— START —
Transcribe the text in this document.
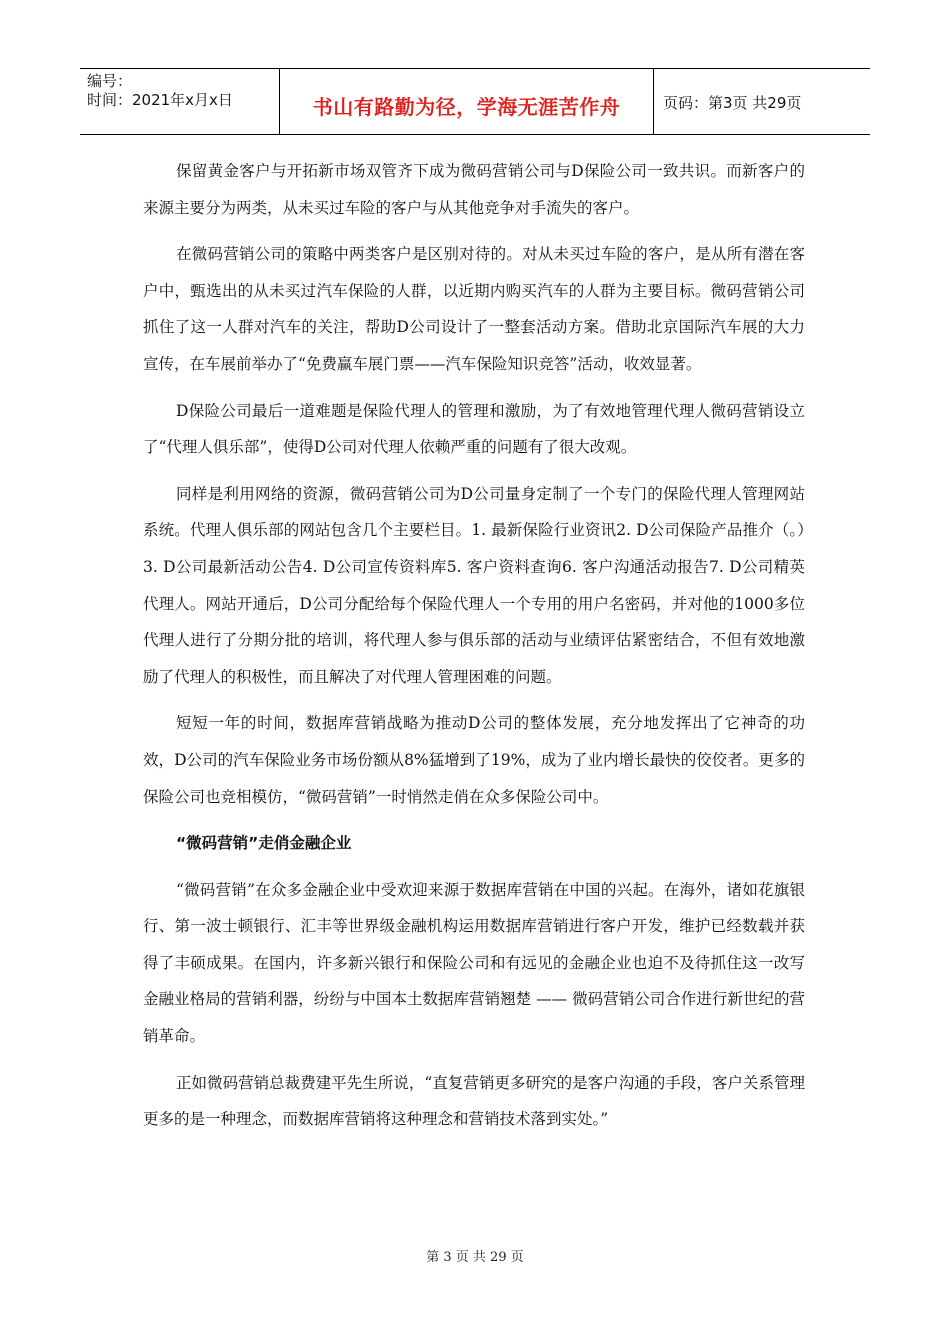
编号：
时间：2021年x月x日	书山有路勤为径，学海无涯苦作舟	页码：第3页 共29页

保留黄金客户与开拓新市场双管齐下成为微码营销公司与D保险公司一致共识。而新客户的来源主要分为两类，从未买过车险的客户与从其他竞争对手流失的客户。

在微码营销公司的策略中两类客户是区别对待的。对从未买过车险的客户，是从所有潜在客户中，甄选出的从未买过汽车保险的人群，以近期内购买汽车的人群为主要目标。微码营销公司抓住了这一人群对汽车的关注，帮助D公司设计了一整套活动方案。借助北京国际汽车展的大力宣传，在车展前举办了“免费赢车展门票——汽车保险知识竞答”活动，收效显著。

D保险公司最后一道难题是保险代理人的管理和激励，为了有效地管理代理人微码营销设立了“代理人俱乐部”，使得D公司对代理人依赖严重的问题有了很大改观。

同样是利用网络的资源，微码营销公司为D公司量身定制了一个专门的保险代理人管理网站系统。代理人俱乐部的网站包含几个主要栏目。1. 最新保险行业资讯2. D公司保险产品推介（。）3. D公司最新活动公告4. D公司宣传资料库5. 客户资料查询6. 客户沟通活动报告7. D公司精英代理人。网站开通后，D公司分配给每个保险代理人一个专用的用户名密码，并对他的1000多位代理人进行了分期分批的培训，将代理人参与俱乐部的活动与业绩评估紧密结合，不但有效地激励了代理人的积极性，而且解决了对代理人管理困难的问题。

短短一年的时间，数据库营销战略为推动D公司的整体发展，充分地发挥出了它神奇的功效，D公司的汽车保险业务市场份额从8%猛增到了19%，成为了业内增长最快的佼佼者。更多的保险公司也竞相模仿，“微码营销”一时悄然走俏在众多保险公司中。

“微码营销”走俏金融企业

“微码营销”在众多金融企业中受欢迎来源于数据库营销在中国的兴起。在海外，诸如花旗银行、第一波士顿银行、汇丰等世界级金融机构运用数据库营销进行客户开发，维护已经数载并获得了丰硕成果。在国内，许多新兴银行和保险公司和有远见的金融企业也迫不及待抓住这一改写金融业格局的营销利器，纷纷与中国本土数据库营销翘楚 —— 微码营销公司合作进行新世纪的营销革命。

正如微码营销总裁费建平先生所说，“直复营销更多研究的是客户沟通的手段，客户关系管理更多的是一种理念，而数据库营销将这种理念和营销技术落到实处。”

第 3 页 共 29 页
— END —
Repeat each record exactly, with the pictures left out.

* Task solution *
Transcribe the text in this document.
编号：
时间：2021年x月x日	书山有路勤为径，学海无涯苦作舟	页码：第3页 共29页

保留黄金客户与开拓新市场双管齐下成为微码营销公司与D保险公司一致共识。而新客户的来源主要分为两类，从未买过车险的客户与从其他竞争对手流失的客户。

在微码营销公司的策略中两类客户是区别对待的。对从未买过车险的客户，是从所有潜在客户中，甄选出的从未买过汽车保险的人群，以近期内购买汽车的人群为主要目标。微码营销公司抓住了这一人群对汽车的关注，帮助D公司设计了一整套活动方案。借助北京国际汽车展的大力宣传，在车展前举办了“免费赢车展门票——汽车保险知识竞答”活动，收效显著。

D保险公司最后一道难题是保险代理人的管理和激励，为了有效地管理代理人微码营销设立了“代理人俱乐部”，使得D公司对代理人依赖严重的问题有了很大改观。

同样是利用网络的资源，微码营销公司为D公司量身定制了一个专门的保险代理人管理网站系统。代理人俱乐部的网站包含几个主要栏目。1. 最新保险行业资讯2. D公司保险产品推介（。）3. D公司最新活动公告4. D公司宣传资料库5. 客户资料查询6. 客户沟通活动报告7. D公司精英代理人。网站开通后，D公司分配给每个保险代理人一个专用的用户名密码，并对他的1000多位代理人进行了分期分批的培训，将代理人参与俱乐部的活动与业绩评估紧密结合，不但有效地激励了代理人的积极性，而且解决了对代理人管理困难的问题。

短短一年的时间，数据库营销战略为推动D公司的整体发展，充分地发挥出了它神奇的功效，D公司的汽车保险业务市场份额从8%猛增到了19%，成为了业内增长最快的佼佼者。更多的保险公司也竞相模仿，“微码营销”一时悄然走俏在众多保险公司中。

“微码营销”走俏金融企业

“微码营销”在众多金融企业中受欢迎来源于数据库营销在中国的兴起。在海外，诸如花旗银行、第一波士顿银行、汇丰等世界级金融机构运用数据库营销进行客户开发，维护已经数载并获得了丰硕成果。在国内，许多新兴银行和保险公司和有远见的金融企业也迫不及待抓住这一改写金融业格局的营销利器，纷纷与中国本土数据库营销翘楚 —— 微码营销公司合作进行新世纪的营销革命。

正如微码营销总裁费建平先生所说，“直复营销更多研究的是客户沟通的手段，客户关系管理更多的是一种理念，而数据库营销将这种理念和营销技术落到实处。”

第 3 页 共 29 页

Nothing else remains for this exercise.